JavaFXのバックグラウンドスレッドに関する本文から、「JavaFXアプリケーション・スレッドで」を含む語句で始まり「ンドスレッド)で実行します。」で終わる部分を一字も変えずに書き写してください。
===== 読解用抜粋
JavaFX 2.0でアプリケーション作成(その6) - torutkのブログの続きです。
Semaphoreクラスのacquireメソッドは、セマフォの許可数が1以上あれば、許可数を1減じてリターンしますが、許可数が0であれば、許可数が1以上になるまで(すなわちreleaseメソッドが呼ばれるまで)ブロックします。
JavaFXアプリケーション・スレッドでSemaphoreのacquireメソッドを呼び、ブロックされると、GUIが固まった状態になってしまいます。そこで、ブロックされるメソッドや処理に時間のかかるメソッドを呼ぶときは、JavaFXアプリケーション・スレッドとは別のスレッド(バックグラウンドスレッド)で実行します。
今回は、JavaFX 2アプリケーションでバックグラウンドスレッドの使い方を調べます。
ドキュメント
JavaFX公式サイトのドキュメントページに掲載されているドキュメントです。PDF版も用意されています。
このドキュメントによると、JavaFX 2.0ライブラリで用意されているバックグラウンドスレッド用のAPIは、javafx.concurrentパッケージのTaskクラスまたはServiceクラスとなります。どちらのクラスもabstractで、同パッケージのWorkerインタフェースを実装する形となっています。アプリケーション側でサブクラスを定義して使用します。
==========
===== データ抜粋
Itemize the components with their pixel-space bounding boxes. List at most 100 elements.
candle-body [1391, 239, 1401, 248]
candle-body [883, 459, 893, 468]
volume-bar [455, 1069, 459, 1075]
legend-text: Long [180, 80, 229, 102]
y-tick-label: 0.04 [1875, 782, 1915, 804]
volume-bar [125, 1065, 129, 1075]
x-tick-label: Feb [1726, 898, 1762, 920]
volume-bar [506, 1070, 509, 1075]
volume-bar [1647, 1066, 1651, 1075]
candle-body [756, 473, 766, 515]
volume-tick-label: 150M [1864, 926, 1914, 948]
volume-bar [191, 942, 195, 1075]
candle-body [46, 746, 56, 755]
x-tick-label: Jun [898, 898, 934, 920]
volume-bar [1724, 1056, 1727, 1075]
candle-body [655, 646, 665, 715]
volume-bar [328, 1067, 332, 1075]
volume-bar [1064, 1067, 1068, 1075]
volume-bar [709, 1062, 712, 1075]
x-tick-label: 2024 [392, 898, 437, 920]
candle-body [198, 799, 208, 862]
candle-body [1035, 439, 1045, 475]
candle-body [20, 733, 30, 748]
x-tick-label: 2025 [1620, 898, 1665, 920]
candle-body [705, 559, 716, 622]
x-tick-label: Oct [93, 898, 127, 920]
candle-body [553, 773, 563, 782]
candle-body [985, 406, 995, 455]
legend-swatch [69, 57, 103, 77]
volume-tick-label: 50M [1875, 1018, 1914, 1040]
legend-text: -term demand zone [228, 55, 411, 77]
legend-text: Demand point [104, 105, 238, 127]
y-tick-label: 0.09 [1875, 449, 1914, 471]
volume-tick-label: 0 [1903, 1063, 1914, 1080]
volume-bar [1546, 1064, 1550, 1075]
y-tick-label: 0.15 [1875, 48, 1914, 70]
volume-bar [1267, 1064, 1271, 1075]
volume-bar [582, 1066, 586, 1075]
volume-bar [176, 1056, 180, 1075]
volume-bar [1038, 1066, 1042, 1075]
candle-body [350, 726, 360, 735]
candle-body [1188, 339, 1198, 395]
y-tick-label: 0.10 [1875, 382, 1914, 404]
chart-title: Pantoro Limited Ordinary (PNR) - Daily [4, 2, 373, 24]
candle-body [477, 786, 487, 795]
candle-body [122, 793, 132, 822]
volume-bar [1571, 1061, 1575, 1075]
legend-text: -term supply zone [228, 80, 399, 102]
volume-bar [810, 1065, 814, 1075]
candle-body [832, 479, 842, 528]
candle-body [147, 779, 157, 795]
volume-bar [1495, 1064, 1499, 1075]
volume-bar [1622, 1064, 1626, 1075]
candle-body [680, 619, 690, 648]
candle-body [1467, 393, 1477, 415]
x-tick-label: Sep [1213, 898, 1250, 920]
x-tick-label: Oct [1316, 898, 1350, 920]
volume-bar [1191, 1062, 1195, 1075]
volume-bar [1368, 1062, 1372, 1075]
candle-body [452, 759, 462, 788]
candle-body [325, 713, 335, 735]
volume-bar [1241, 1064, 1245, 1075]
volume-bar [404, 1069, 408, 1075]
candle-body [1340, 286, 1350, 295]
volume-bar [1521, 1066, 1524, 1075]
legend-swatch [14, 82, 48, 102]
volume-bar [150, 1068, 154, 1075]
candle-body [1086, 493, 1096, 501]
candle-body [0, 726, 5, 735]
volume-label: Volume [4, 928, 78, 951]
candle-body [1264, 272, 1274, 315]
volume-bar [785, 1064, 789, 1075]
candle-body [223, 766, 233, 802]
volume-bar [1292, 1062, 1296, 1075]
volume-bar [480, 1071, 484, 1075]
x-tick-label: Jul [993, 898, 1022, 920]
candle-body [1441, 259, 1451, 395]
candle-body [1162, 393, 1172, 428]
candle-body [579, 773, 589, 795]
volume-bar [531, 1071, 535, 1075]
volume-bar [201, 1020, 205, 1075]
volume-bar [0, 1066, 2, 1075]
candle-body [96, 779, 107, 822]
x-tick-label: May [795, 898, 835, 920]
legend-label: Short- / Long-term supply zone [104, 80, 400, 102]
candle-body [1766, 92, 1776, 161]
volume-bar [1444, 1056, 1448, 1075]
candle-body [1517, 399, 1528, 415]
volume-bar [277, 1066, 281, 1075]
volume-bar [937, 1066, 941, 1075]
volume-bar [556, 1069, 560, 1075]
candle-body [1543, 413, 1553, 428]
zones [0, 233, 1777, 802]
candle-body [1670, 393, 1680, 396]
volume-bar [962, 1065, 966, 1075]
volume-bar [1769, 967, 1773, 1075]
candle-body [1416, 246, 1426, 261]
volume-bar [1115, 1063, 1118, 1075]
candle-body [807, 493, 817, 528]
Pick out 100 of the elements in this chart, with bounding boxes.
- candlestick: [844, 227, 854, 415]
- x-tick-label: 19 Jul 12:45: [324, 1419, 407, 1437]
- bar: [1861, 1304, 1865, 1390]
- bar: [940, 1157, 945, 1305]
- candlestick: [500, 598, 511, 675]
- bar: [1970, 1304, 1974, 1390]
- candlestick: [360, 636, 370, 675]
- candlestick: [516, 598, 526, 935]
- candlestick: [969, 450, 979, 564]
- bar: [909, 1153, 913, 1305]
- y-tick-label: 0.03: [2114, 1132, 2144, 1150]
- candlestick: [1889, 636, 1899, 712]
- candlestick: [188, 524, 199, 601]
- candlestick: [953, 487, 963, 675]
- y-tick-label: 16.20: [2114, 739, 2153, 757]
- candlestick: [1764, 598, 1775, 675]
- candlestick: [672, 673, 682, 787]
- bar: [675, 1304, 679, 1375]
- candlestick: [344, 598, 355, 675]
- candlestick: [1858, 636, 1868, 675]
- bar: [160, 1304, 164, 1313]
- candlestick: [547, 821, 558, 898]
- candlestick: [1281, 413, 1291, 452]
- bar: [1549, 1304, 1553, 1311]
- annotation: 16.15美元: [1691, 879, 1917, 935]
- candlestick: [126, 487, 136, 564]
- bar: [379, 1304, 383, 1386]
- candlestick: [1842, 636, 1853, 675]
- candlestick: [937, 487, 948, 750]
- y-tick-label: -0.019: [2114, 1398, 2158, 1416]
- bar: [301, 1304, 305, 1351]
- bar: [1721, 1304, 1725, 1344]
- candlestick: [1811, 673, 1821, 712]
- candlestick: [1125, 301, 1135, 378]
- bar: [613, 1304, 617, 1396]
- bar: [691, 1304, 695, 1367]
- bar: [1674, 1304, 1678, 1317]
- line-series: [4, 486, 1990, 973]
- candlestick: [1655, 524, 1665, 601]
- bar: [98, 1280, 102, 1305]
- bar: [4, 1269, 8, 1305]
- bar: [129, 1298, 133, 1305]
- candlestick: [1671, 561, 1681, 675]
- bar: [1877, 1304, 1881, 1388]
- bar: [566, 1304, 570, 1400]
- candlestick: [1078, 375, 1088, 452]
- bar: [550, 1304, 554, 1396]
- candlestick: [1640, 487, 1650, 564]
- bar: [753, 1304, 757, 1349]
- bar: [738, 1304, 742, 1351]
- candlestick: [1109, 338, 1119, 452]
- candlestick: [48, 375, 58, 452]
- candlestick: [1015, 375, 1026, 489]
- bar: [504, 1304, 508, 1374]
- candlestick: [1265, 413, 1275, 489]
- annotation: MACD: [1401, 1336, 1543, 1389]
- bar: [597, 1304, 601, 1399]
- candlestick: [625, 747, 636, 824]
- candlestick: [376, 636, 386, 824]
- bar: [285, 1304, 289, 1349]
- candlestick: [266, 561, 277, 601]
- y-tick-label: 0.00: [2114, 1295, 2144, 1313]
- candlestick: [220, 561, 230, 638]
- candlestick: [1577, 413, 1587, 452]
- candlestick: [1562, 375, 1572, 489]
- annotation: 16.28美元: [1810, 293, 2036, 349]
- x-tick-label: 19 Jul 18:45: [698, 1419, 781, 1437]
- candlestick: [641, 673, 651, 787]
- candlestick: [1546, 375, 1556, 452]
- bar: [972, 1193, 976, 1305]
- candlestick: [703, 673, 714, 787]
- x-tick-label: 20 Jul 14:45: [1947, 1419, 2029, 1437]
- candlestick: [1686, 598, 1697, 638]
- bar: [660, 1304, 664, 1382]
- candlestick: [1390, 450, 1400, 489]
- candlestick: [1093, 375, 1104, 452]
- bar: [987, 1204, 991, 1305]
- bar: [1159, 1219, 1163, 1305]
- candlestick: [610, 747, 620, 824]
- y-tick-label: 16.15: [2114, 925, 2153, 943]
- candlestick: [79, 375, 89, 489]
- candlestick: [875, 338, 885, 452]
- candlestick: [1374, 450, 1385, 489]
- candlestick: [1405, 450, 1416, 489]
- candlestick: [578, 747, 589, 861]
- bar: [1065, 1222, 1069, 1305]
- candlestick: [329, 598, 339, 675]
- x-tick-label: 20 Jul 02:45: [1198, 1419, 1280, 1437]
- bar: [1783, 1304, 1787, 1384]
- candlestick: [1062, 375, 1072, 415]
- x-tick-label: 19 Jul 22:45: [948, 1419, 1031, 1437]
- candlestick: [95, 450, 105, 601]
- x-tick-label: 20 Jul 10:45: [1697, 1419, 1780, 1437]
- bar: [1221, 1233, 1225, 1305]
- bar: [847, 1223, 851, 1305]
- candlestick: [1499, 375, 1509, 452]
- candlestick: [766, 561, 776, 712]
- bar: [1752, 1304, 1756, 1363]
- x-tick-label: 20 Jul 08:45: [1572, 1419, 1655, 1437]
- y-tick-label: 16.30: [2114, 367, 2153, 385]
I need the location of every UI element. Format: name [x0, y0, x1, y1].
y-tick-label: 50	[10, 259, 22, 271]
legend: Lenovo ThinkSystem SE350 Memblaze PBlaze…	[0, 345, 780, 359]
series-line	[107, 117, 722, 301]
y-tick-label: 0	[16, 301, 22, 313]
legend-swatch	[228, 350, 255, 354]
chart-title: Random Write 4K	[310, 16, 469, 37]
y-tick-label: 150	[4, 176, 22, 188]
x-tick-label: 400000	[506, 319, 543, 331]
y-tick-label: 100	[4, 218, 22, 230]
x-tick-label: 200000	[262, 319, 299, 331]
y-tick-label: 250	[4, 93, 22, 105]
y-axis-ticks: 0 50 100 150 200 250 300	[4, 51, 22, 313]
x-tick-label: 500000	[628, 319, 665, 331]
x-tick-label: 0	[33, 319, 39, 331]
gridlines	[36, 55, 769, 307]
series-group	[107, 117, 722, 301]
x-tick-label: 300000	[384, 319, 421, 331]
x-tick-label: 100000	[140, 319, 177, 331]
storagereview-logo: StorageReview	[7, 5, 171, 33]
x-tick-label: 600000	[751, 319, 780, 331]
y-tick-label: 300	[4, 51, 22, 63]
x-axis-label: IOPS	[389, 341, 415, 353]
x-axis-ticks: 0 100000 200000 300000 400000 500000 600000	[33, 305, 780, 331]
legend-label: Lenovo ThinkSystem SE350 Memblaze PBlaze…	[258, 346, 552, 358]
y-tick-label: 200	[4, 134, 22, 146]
==========
演習の解答:
JavaFXアプリケーション・スレッドでSemaphoreのacquireメソッドを呼び、ブロックされると、GUIが固まった状態になってしまいます。そこで、ブロックされるメソッドや処理に時間のかかるメソッドを呼ぶときは、JavaFXアプリケーション・スレッドとは別のスレッド(バックグラウンドスレッド)で実行します。